(Input data):
----
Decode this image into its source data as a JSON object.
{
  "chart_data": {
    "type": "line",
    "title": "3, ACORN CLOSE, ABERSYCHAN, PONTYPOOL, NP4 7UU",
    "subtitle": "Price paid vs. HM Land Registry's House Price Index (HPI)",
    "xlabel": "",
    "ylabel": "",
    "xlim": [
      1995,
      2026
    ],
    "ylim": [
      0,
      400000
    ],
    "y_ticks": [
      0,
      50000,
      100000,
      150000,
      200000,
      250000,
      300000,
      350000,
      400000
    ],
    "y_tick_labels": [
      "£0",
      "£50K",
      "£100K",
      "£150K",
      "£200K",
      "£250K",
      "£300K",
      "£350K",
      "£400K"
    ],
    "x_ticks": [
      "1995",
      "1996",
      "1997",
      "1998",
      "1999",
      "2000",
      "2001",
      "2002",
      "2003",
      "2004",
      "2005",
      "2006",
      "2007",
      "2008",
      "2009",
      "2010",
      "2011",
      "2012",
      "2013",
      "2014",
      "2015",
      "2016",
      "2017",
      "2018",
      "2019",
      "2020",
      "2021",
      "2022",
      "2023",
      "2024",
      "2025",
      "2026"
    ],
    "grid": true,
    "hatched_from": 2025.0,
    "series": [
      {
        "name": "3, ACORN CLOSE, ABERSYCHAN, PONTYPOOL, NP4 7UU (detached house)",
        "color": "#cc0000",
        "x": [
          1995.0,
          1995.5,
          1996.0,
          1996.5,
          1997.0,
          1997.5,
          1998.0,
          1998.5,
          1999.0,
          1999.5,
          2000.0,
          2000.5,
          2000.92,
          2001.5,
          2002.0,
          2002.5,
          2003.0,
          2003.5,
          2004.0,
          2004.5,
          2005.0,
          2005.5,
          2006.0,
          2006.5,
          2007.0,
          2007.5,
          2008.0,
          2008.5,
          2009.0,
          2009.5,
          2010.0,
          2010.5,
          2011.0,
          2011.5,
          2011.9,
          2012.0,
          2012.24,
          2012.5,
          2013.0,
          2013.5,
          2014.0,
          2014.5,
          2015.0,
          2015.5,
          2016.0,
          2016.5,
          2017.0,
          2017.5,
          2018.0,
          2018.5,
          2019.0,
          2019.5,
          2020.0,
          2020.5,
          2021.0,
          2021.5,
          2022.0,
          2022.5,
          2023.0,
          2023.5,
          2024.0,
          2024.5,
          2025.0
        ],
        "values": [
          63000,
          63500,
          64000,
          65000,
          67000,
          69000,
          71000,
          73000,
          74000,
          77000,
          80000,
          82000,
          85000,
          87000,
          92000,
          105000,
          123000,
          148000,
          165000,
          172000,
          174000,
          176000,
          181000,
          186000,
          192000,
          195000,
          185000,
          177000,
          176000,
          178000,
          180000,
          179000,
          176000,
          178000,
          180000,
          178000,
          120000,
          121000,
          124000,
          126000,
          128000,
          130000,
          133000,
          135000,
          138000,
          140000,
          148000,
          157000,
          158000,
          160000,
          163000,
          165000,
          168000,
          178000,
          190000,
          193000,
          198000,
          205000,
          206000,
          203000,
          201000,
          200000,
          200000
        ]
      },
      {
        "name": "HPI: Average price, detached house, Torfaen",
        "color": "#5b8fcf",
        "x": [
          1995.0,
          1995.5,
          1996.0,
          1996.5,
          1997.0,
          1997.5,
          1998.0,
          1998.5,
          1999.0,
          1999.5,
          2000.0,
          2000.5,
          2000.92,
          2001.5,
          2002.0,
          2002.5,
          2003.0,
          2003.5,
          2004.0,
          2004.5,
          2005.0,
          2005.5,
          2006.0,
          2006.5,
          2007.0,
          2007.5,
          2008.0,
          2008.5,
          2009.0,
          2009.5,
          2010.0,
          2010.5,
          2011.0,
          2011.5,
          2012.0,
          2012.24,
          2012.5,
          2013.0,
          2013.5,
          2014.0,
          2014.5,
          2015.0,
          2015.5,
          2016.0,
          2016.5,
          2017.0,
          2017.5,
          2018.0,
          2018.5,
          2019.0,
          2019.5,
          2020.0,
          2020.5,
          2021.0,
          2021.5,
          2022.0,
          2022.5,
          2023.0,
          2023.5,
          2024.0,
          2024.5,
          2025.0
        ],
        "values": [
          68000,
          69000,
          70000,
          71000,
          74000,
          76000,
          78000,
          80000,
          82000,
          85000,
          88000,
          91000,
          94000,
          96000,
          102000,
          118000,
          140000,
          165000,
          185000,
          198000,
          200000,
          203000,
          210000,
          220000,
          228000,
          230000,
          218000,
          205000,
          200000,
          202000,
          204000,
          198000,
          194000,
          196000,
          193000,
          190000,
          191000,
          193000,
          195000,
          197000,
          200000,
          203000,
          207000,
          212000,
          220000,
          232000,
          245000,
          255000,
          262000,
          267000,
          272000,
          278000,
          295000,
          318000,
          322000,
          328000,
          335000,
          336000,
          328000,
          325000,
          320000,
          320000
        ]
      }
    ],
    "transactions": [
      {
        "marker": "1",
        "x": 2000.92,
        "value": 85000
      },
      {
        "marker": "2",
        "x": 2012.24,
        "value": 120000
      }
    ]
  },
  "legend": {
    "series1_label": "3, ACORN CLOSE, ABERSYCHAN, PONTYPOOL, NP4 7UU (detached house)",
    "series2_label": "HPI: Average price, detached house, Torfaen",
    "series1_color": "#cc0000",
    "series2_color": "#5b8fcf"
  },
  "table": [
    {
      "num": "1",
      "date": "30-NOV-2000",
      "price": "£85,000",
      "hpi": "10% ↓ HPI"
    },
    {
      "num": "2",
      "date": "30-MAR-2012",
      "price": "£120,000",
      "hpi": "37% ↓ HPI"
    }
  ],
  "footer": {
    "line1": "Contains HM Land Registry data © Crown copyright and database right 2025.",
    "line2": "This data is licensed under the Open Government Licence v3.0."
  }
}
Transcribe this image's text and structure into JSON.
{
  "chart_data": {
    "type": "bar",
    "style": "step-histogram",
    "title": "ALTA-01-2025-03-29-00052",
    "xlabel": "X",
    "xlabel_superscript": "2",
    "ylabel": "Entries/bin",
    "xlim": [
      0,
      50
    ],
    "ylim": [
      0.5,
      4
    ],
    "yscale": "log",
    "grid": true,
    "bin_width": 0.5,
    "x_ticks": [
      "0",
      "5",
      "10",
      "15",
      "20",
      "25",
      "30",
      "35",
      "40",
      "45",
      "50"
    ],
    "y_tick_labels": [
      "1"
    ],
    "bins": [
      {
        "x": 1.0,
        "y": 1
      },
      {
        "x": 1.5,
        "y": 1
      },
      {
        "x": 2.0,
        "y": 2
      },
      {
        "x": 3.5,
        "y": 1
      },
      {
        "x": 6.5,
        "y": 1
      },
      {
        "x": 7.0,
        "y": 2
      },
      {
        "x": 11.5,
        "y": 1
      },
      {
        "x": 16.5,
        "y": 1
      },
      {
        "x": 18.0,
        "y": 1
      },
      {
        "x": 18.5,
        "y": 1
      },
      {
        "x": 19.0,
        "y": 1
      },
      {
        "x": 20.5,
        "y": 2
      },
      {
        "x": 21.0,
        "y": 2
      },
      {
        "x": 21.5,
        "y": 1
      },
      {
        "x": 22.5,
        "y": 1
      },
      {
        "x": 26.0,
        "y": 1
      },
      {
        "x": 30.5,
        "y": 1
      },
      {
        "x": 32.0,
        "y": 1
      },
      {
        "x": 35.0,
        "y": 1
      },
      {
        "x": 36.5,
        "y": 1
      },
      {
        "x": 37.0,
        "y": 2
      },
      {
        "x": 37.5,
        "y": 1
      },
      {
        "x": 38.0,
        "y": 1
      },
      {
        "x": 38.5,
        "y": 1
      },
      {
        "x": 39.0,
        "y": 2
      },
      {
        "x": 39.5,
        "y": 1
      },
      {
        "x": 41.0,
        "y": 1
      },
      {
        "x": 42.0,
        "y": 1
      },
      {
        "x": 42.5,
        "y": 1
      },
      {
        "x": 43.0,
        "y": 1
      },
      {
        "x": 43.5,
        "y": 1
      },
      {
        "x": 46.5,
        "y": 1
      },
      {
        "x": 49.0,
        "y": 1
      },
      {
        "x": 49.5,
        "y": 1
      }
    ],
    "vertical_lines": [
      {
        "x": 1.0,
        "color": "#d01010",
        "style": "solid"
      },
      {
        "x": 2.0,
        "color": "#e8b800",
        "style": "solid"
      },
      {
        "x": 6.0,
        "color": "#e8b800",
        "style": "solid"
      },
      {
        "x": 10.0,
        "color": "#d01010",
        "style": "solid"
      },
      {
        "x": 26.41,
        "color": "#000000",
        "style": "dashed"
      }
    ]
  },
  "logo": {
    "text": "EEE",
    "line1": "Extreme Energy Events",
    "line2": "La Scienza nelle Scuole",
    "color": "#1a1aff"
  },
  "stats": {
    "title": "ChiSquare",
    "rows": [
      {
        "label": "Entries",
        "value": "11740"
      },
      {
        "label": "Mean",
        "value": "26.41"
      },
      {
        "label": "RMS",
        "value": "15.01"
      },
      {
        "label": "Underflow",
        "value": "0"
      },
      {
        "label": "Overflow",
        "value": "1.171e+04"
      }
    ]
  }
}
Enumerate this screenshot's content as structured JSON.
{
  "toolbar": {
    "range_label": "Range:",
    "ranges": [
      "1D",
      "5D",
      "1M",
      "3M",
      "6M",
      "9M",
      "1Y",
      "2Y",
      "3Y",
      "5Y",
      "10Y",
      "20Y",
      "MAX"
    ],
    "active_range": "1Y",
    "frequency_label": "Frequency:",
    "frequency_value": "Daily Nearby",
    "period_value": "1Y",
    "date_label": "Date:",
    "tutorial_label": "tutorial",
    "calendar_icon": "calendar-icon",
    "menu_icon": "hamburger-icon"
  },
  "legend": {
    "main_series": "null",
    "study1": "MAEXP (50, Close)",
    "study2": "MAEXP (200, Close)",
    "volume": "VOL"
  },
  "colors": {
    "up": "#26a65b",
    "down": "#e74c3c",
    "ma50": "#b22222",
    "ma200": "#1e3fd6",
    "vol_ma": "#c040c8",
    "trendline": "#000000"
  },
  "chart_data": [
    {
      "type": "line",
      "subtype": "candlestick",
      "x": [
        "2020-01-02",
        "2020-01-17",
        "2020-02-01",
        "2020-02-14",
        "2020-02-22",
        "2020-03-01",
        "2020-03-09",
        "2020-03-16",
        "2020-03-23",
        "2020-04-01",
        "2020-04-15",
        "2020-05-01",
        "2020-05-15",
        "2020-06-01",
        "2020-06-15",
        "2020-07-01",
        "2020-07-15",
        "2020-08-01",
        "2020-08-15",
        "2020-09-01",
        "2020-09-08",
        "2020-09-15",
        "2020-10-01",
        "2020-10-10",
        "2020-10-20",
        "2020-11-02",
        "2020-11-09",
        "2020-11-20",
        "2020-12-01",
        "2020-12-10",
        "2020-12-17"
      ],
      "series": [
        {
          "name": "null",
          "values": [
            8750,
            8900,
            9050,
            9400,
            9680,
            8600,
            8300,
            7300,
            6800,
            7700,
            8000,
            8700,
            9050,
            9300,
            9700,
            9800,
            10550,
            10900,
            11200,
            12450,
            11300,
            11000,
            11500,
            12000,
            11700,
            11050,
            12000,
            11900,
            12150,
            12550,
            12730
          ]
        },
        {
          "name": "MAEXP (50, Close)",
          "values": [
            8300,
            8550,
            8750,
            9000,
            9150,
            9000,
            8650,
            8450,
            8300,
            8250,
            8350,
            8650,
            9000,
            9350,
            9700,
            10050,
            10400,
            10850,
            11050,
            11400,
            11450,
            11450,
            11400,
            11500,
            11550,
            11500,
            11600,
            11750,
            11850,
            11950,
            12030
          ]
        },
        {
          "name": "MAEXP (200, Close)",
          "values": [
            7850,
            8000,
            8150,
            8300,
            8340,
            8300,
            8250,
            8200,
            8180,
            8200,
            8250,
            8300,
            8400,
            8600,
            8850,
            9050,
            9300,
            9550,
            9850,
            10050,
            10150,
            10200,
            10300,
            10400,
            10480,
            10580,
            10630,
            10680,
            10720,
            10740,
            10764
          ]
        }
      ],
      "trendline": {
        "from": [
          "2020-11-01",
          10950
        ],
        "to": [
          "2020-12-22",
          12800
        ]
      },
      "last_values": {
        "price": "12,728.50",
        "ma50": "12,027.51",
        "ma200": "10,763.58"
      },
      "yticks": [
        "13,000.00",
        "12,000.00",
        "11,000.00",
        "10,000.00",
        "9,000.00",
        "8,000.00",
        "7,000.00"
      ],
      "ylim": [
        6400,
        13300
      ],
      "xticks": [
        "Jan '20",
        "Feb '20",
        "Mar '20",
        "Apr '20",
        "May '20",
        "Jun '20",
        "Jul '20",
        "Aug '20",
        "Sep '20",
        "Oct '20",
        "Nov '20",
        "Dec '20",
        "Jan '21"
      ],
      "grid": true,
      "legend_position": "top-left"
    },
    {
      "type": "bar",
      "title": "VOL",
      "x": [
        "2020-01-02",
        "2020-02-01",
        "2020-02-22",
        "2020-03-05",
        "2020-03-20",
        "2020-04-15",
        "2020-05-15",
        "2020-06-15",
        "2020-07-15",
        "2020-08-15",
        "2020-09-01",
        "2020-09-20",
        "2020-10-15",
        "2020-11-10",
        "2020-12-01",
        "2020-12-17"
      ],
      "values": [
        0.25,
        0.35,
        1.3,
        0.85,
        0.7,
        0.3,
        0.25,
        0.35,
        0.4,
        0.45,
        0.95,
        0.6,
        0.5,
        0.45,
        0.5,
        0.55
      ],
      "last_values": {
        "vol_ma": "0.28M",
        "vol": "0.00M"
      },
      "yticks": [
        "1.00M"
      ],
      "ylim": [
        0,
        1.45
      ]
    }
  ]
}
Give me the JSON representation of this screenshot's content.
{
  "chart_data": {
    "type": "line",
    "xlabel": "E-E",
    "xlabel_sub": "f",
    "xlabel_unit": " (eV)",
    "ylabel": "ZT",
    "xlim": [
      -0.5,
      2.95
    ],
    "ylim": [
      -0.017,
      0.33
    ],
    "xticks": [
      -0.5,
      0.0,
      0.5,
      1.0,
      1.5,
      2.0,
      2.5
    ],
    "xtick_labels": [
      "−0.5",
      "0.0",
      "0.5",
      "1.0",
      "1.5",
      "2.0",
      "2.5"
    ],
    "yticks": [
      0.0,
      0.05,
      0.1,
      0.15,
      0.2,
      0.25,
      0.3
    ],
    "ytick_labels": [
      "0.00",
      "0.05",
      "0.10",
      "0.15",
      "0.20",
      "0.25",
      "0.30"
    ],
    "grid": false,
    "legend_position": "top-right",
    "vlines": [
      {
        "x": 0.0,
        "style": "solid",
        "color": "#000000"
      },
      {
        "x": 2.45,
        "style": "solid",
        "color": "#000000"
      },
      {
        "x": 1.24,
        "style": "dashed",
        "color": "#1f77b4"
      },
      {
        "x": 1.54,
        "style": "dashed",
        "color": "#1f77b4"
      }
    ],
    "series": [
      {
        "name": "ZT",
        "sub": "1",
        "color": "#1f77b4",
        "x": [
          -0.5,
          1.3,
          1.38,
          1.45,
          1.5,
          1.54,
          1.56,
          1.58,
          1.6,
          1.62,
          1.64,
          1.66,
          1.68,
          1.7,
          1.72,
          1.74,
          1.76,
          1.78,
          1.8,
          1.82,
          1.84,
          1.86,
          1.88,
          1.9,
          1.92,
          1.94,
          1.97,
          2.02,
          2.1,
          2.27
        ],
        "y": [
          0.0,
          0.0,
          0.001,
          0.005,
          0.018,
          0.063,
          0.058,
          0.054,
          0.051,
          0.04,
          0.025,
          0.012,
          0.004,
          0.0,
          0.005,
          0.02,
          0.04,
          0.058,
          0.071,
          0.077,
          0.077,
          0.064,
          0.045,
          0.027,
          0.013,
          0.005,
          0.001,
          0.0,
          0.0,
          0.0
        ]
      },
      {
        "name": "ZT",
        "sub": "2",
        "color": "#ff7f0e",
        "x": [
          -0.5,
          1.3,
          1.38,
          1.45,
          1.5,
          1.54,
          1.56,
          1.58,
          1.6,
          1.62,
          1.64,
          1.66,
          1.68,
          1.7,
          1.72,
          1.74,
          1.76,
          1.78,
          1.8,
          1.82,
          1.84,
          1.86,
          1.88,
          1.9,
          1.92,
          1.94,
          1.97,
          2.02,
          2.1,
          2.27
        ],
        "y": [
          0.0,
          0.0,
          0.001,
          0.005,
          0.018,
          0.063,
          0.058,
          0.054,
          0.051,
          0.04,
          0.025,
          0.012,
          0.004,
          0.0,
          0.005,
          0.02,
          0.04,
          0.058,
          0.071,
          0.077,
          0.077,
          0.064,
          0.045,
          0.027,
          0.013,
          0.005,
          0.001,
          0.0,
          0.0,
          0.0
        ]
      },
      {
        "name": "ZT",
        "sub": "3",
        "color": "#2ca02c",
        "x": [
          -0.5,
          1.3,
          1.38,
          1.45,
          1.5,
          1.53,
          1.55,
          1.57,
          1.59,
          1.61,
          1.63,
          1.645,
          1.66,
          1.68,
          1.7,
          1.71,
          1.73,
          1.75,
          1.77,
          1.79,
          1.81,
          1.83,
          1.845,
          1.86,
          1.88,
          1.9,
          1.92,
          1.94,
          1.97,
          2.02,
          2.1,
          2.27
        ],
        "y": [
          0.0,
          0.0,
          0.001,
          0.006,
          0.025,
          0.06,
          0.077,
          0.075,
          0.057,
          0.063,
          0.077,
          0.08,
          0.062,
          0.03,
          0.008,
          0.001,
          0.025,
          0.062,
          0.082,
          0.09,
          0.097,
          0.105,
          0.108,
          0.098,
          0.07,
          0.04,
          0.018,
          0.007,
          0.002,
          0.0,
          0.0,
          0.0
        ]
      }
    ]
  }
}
----
(What the exercise asks): Collect the complete line wherever the string "detached" appears in the records.

(Task solution):
        "name": "3, ACORN CLOSE, ABERSYCHAN, PONTYPOOL, NP4 7UU (detached house)",
        "name": "HPI: Average price, detached house, Torfaen",
    "series1_label": "3, ACORN CLOSE, ABERSYCHAN, PONTYPOOL, NP4 7UU (detached house)",
    "series2_label": "HPI: Average price, detached house, Torfaen",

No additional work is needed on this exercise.